**TASK DIRECTIONS**
Collect each line holding the string "己所不欲".

**PROVIDED DATA**
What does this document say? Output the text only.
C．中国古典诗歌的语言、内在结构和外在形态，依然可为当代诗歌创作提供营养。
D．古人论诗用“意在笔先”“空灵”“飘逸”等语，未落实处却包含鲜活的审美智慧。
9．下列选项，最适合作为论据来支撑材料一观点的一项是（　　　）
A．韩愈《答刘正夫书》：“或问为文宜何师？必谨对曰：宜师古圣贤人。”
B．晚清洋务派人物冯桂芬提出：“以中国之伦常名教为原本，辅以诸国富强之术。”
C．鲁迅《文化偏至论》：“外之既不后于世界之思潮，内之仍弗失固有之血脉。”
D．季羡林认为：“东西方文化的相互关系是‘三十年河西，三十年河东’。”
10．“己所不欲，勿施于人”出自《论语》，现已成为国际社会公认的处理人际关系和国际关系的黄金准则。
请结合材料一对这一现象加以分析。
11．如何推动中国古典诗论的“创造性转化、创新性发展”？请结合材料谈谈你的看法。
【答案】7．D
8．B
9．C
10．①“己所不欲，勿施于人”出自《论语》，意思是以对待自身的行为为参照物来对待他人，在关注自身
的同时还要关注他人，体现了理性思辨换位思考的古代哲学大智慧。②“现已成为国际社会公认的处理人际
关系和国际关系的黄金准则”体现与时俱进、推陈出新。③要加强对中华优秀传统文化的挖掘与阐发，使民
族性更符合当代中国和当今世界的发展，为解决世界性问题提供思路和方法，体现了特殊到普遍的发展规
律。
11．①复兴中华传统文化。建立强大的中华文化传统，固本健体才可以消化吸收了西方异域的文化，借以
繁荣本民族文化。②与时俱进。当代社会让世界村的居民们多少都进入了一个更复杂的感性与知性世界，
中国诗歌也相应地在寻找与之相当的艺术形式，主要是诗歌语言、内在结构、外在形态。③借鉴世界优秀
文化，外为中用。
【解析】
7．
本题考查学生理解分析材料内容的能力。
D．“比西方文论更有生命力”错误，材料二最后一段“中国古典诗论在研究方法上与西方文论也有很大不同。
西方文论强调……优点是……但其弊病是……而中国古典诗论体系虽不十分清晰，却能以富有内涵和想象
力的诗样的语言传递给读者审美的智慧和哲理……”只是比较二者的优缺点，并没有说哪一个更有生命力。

**RESULT OF THE TASK**
10．“己所不欲，勿施于人”出自《论语》，现已成为国际社会公认的处理人际关系和国际关系的黄金准则。
10．①“己所不欲，勿施于人”出自《论语》，意思是以对待自身的行为为参照物来对待他人，在关注自身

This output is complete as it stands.